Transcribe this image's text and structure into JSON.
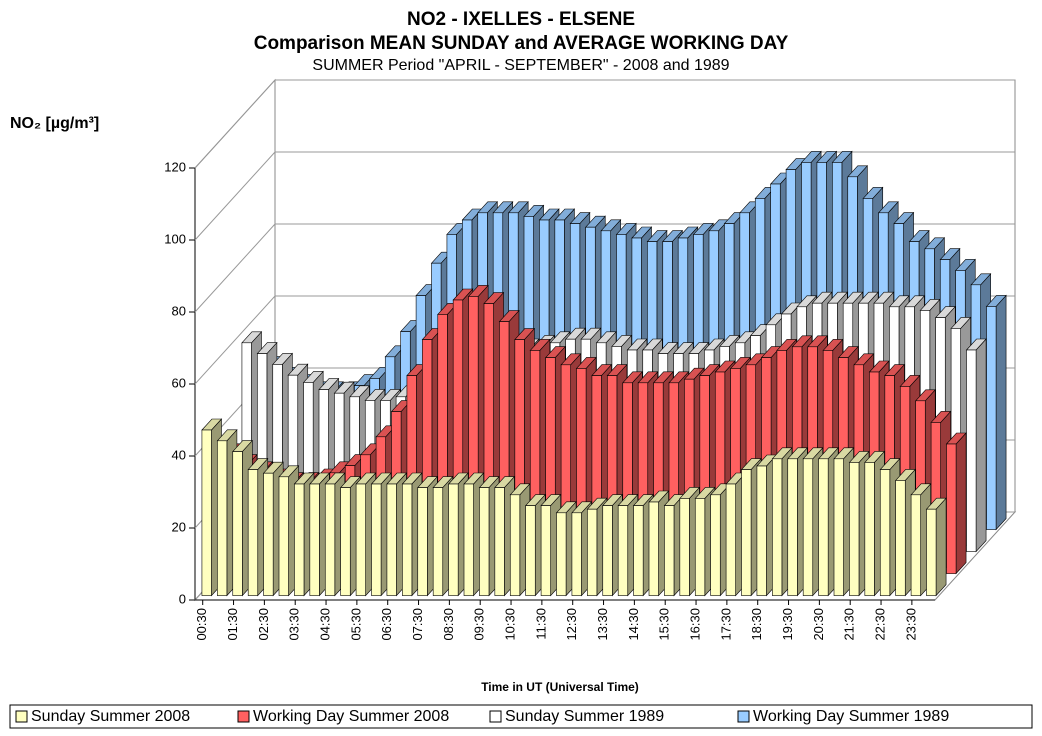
{
  "chart_data": {
    "type": "bar3d",
    "title": "NO2 - IXELLES -  ELSENE",
    "subtitle": "Comparison MEAN SUNDAY and AVERAGE WORKING DAY",
    "subtitle2": "SUMMER Period \"APRIL - SEPTEMBER\" - 2008 and 1989",
    "y_label": "NO₂  [µg/m³]",
    "x_label": "Time in UT (Universal Time)",
    "categories": [
      "00:30",
      null,
      "01:30",
      null,
      "02:30",
      null,
      "03:30",
      null,
      "04:30",
      null,
      "05:30",
      null,
      "06:30",
      null,
      "07:30",
      null,
      "08:30",
      null,
      "09:30",
      null,
      "10:30",
      null,
      "11:30",
      null,
      "12:30",
      null,
      "13:30",
      null,
      "14:30",
      null,
      "15:30",
      null,
      "16:30",
      null,
      "17:30",
      null,
      "18:30",
      null,
      "19:30",
      null,
      "20:30",
      null,
      "21:30",
      null,
      "22:30",
      null,
      "23:30",
      null
    ],
    "series": [
      {
        "name": "Sunday Summer 2008",
        "color": "#ffffc0",
        "values": [
          46,
          43,
          40,
          35,
          34,
          33,
          31,
          31,
          31,
          30,
          31,
          31,
          31,
          31,
          30,
          30,
          31,
          31,
          30,
          30,
          28,
          25,
          25,
          23,
          23,
          24,
          25,
          25,
          25,
          26,
          25,
          27,
          27,
          28,
          31,
          35,
          36,
          38,
          38,
          38,
          38,
          38,
          37,
          37,
          35,
          32,
          28,
          24
        ]
      },
      {
        "name": "Working Day Summer 2008",
        "color": "#ff6060",
        "values": [
          33,
          30,
          28,
          26,
          25,
          25,
          26,
          28,
          30,
          33,
          38,
          45,
          55,
          65,
          72,
          76,
          77,
          75,
          70,
          65,
          62,
          60,
          58,
          57,
          55,
          55,
          53,
          53,
          53,
          53,
          54,
          55,
          56,
          57,
          58,
          60,
          62,
          63,
          63,
          62,
          60,
          58,
          56,
          55,
          52,
          48,
          42,
          36
        ]
      },
      {
        "name": "Sunday Summer 1989",
        "color": "#ffffff",
        "values": [
          58,
          55,
          52,
          49,
          47,
          45,
          44,
          43,
          42,
          42,
          43,
          44,
          45,
          46,
          48,
          50,
          52,
          54,
          56,
          57,
          58,
          59,
          59,
          58,
          57,
          56,
          56,
          55,
          55,
          55,
          56,
          57,
          58,
          60,
          63,
          66,
          68,
          69,
          69,
          69,
          69,
          69,
          68,
          68,
          67,
          65,
          62,
          56
        ]
      },
      {
        "name": "Working Day Summer 1989",
        "color": "#99ccff",
        "values": [
          45,
          42,
          40,
          38,
          38,
          38,
          40,
          42,
          48,
          55,
          65,
          74,
          82,
          86,
          88,
          88,
          88,
          87,
          86,
          86,
          85,
          84,
          83,
          82,
          81,
          80,
          80,
          81,
          82,
          83,
          85,
          88,
          92,
          96,
          100,
          102,
          102,
          102,
          98,
          92,
          88,
          85,
          80,
          78,
          75,
          72,
          68,
          62
        ]
      }
    ],
    "ylim": [
      0,
      120
    ],
    "yticks": [
      0,
      20,
      40,
      60,
      80,
      100,
      120
    ],
    "grid": true,
    "legend": "bottom"
  }
}
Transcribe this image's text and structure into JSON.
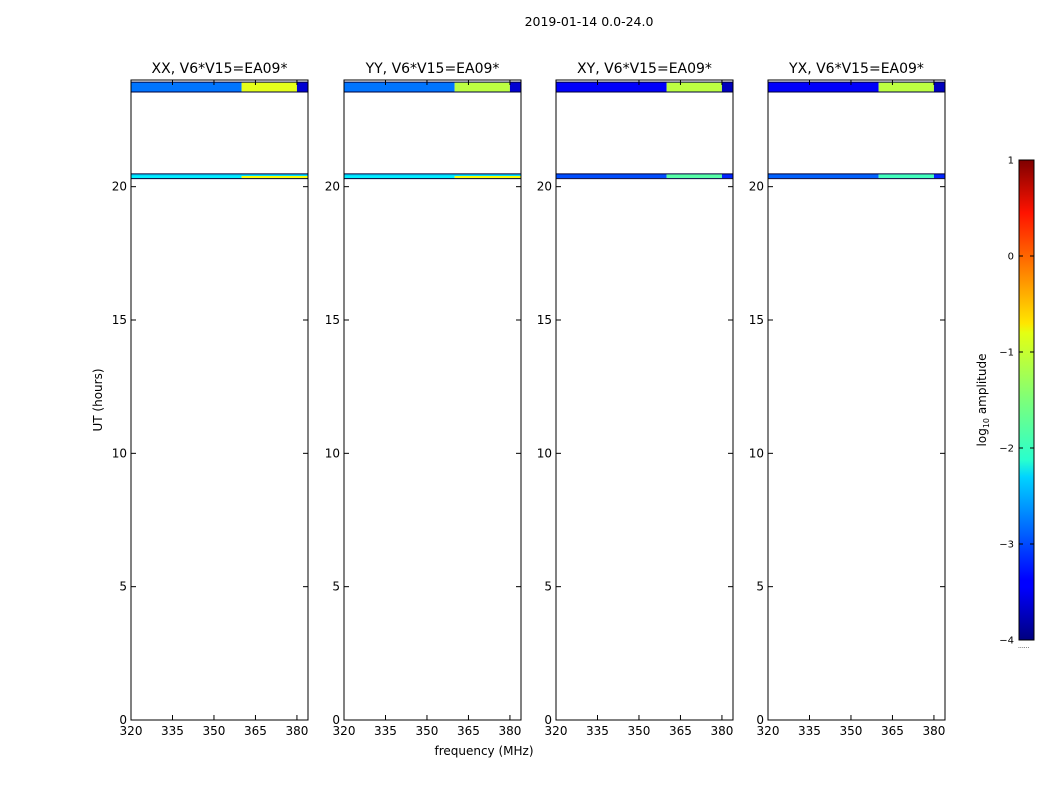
{
  "suptitle": "2019-01-14 0.0-24.0",
  "chart_data": {
    "type": "heatmap",
    "x_label": "frequency (MHz)",
    "y_label": "UT (hours)",
    "xlim": [
      320,
      384
    ],
    "ylim": [
      0,
      24
    ],
    "x_ticks": [
      320,
      335,
      350,
      365,
      380
    ],
    "y_ticks": [
      0,
      5,
      10,
      15,
      20
    ],
    "colormap": "jet",
    "colorbar": {
      "label_prefix": "log",
      "label_sub": "10",
      "label_suffix": " amplitude",
      "range": [
        -4,
        1
      ],
      "ticks": [
        1,
        0,
        -1,
        -2,
        -3,
        -4
      ],
      "tick_labels": [
        "1",
        "0",
        "−1",
        "−2",
        "−3",
        "−4"
      ],
      "footnote": "......"
    },
    "panels": [
      {
        "title": "XX, V6*V15=EA09*",
        "bands": [
          {
            "t0": 23.55,
            "t1": 23.92,
            "f0": 320,
            "f1": 360,
            "value": -2.8
          },
          {
            "t0": 23.55,
            "t1": 23.92,
            "f0": 360,
            "f1": 380,
            "value": -1.0
          },
          {
            "t0": 23.55,
            "t1": 23.92,
            "f0": 380,
            "f1": 384,
            "value": -3.6
          },
          {
            "t0": 20.4,
            "t1": 20.48,
            "f0": 320,
            "f1": 384,
            "value": -2.3
          },
          {
            "t0": 20.3,
            "t1": 20.4,
            "f0": 320,
            "f1": 360,
            "value": -2.2
          },
          {
            "t0": 20.3,
            "t1": 20.4,
            "f0": 360,
            "f1": 384,
            "value": -0.9
          }
        ]
      },
      {
        "title": "YY, V6*V15=EA09*",
        "bands": [
          {
            "t0": 23.55,
            "t1": 23.92,
            "f0": 320,
            "f1": 360,
            "value": -2.8
          },
          {
            "t0": 23.55,
            "t1": 23.92,
            "f0": 360,
            "f1": 380,
            "value": -1.2
          },
          {
            "t0": 23.55,
            "t1": 23.92,
            "f0": 380,
            "f1": 384,
            "value": -3.6
          },
          {
            "t0": 20.4,
            "t1": 20.48,
            "f0": 320,
            "f1": 384,
            "value": -2.3
          },
          {
            "t0": 20.3,
            "t1": 20.4,
            "f0": 320,
            "f1": 360,
            "value": -2.2
          },
          {
            "t0": 20.3,
            "t1": 20.4,
            "f0": 360,
            "f1": 384,
            "value": -0.9
          }
        ]
      },
      {
        "title": "XY, V6*V15=EA09*",
        "bands": [
          {
            "t0": 23.55,
            "t1": 23.92,
            "f0": 320,
            "f1": 360,
            "value": -3.4
          },
          {
            "t0": 23.55,
            "t1": 23.92,
            "f0": 360,
            "f1": 380,
            "value": -1.2
          },
          {
            "t0": 23.55,
            "t1": 23.92,
            "f0": 380,
            "f1": 384,
            "value": -3.7
          },
          {
            "t0": 20.32,
            "t1": 20.48,
            "f0": 320,
            "f1": 360,
            "value": -3.0
          },
          {
            "t0": 20.32,
            "t1": 20.48,
            "f0": 360,
            "f1": 380,
            "value": -1.7
          },
          {
            "t0": 20.32,
            "t1": 20.48,
            "f0": 380,
            "f1": 384,
            "value": -3.2
          }
        ]
      },
      {
        "title": "YX, V6*V15=EA09*",
        "bands": [
          {
            "t0": 23.55,
            "t1": 23.92,
            "f0": 320,
            "f1": 360,
            "value": -3.4
          },
          {
            "t0": 23.55,
            "t1": 23.92,
            "f0": 360,
            "f1": 380,
            "value": -1.2
          },
          {
            "t0": 23.55,
            "t1": 23.92,
            "f0": 380,
            "f1": 384,
            "value": -3.7
          },
          {
            "t0": 20.32,
            "t1": 20.48,
            "f0": 320,
            "f1": 360,
            "value": -2.9
          },
          {
            "t0": 20.32,
            "t1": 20.48,
            "f0": 360,
            "f1": 380,
            "value": -1.8
          },
          {
            "t0": 20.32,
            "t1": 20.48,
            "f0": 380,
            "f1": 384,
            "value": -3.2
          }
        ]
      }
    ]
  }
}
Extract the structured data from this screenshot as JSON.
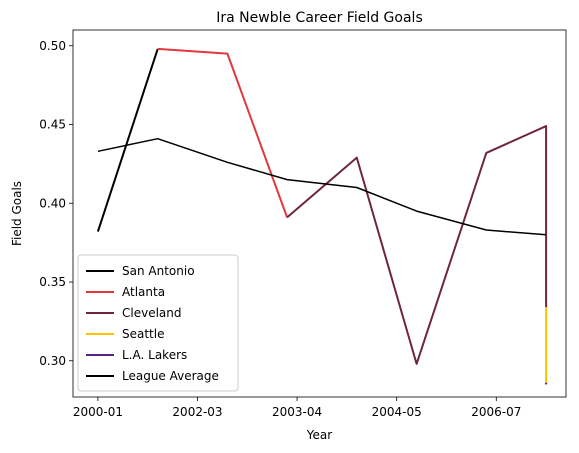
{
  "chart_data": {
    "type": "line",
    "title": "Ira Newble Career Field Goals",
    "xlabel": "Year",
    "ylabel": "Field Goals",
    "x_ticks": [
      "2000-01",
      "2002-03",
      "2003-04",
      "2004-05",
      "2006-07"
    ],
    "x_tick_positions": [
      0,
      2,
      3,
      4,
      5
    ],
    "xlim": [
      -0.25,
      4.7
    ],
    "ylim": [
      0.277,
      0.51
    ],
    "y_ticks": [
      0.3,
      0.35,
      0.4,
      0.45,
      0.5
    ],
    "y_tick_labels": [
      "0.30",
      "0.35",
      "0.40",
      "0.45",
      "0.50"
    ],
    "grid": false,
    "legend_position": "lower left",
    "series": [
      {
        "name": "San Antonio",
        "color": "#000000",
        "points": [
          [
            0,
            0.382
          ],
          [
            0.6,
            0.498
          ]
        ]
      },
      {
        "name": "Atlanta",
        "color": "#e03a3e",
        "points": [
          [
            0.6,
            0.498
          ],
          [
            1.3,
            0.495
          ],
          [
            1.9,
            0.391
          ]
        ]
      },
      {
        "name": "Cleveland",
        "color": "#6f263d",
        "points": [
          [
            1.9,
            0.391
          ],
          [
            2.6,
            0.429
          ],
          [
            3.2,
            0.298
          ],
          [
            3.9,
            0.432
          ],
          [
            4.5,
            0.449
          ],
          [
            4.5,
            0.334
          ]
        ]
      },
      {
        "name": "Seattle",
        "color": "#ffc200",
        "points": [
          [
            4.5,
            0.334
          ],
          [
            4.5,
            0.285
          ]
        ]
      },
      {
        "name": "L.A. Lakers",
        "color": "#552583",
        "points": [
          [
            4.5,
            0.285
          ],
          [
            4.5,
            0.286
          ]
        ]
      },
      {
        "name": "League Average",
        "color": "#000000",
        "thin": true,
        "points": [
          [
            0,
            0.433
          ],
          [
            0.6,
            0.441
          ],
          [
            1.3,
            0.426
          ],
          [
            1.9,
            0.415
          ],
          [
            2.6,
            0.41
          ],
          [
            3.2,
            0.395
          ],
          [
            3.9,
            0.383
          ],
          [
            4.5,
            0.38
          ]
        ]
      }
    ]
  }
}
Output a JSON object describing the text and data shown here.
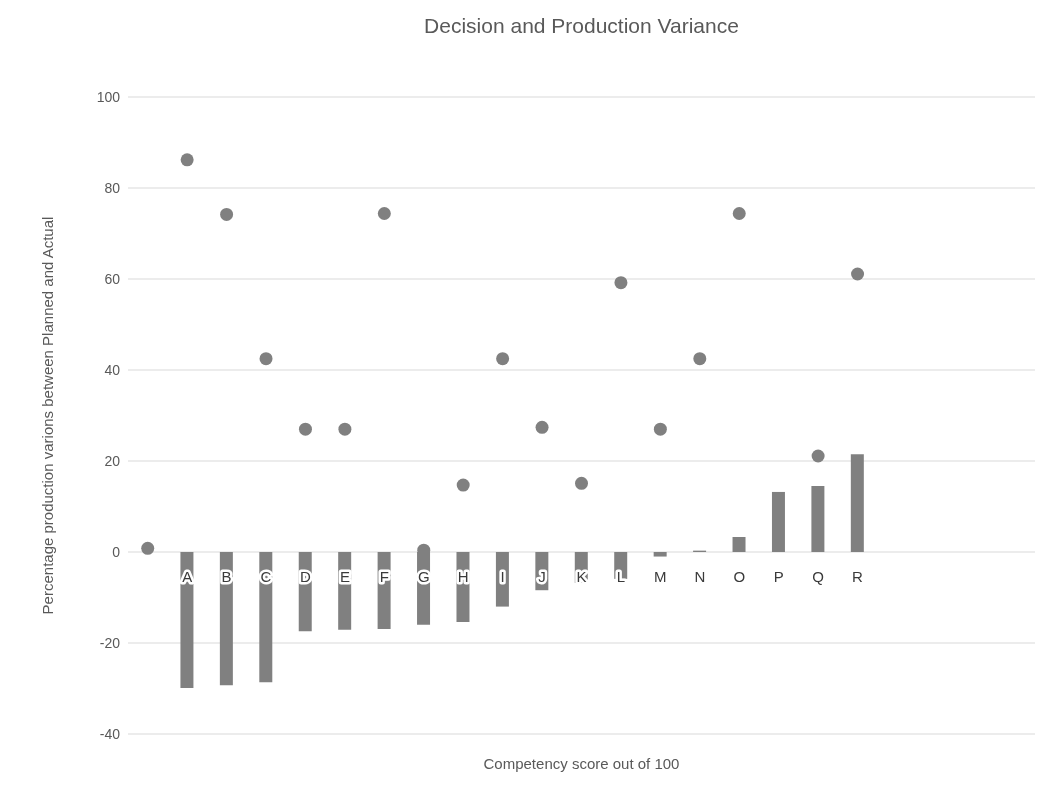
{
  "chart_data": {
    "type": "bar",
    "title": "Decision and Production Variance",
    "xlabel": "Competency score out of 100",
    "ylabel": "Percentage production varions between Planned and Actual",
    "categories": [
      null,
      "A",
      "B",
      "C",
      "D",
      "E",
      "F",
      "G",
      "H",
      "I",
      "J",
      "K",
      "L",
      "M",
      "N",
      "O",
      "P",
      "Q",
      "R",
      null,
      null,
      null,
      null
    ],
    "series": [
      {
        "color": "#808080",
        "values": [
          null,
          -29.9,
          -29.3,
          -28.6,
          -17.4,
          -17.1,
          -16.9,
          -16.0,
          -15.4,
          -12.0,
          -8.4,
          -6.8,
          -5.9,
          -1.0,
          0.3,
          3.3,
          13.2,
          14.5,
          21.5,
          null,
          null,
          null,
          null
        ]
      },
      {
        "type": "scatter",
        "color": "#808080",
        "marker": "circle",
        "values": [
          0.8,
          86.2,
          74.2,
          42.5,
          27.0,
          27.0,
          74.4,
          0.4,
          14.7,
          42.5,
          27.4,
          15.1,
          59.2,
          27.0,
          42.5,
          74.4,
          null,
          21.1,
          61.1,
          null,
          null,
          null,
          null
        ]
      }
    ],
    "ylim": [
      -40,
      100
    ],
    "yticks": [
      -40,
      -20,
      0,
      20,
      40,
      60,
      80,
      100
    ],
    "grid": "y",
    "legend": false
  }
}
---*---
▸ Your objective: Say how many lines of the material contain the word "ylabel", with no other text.

▸ The response: 2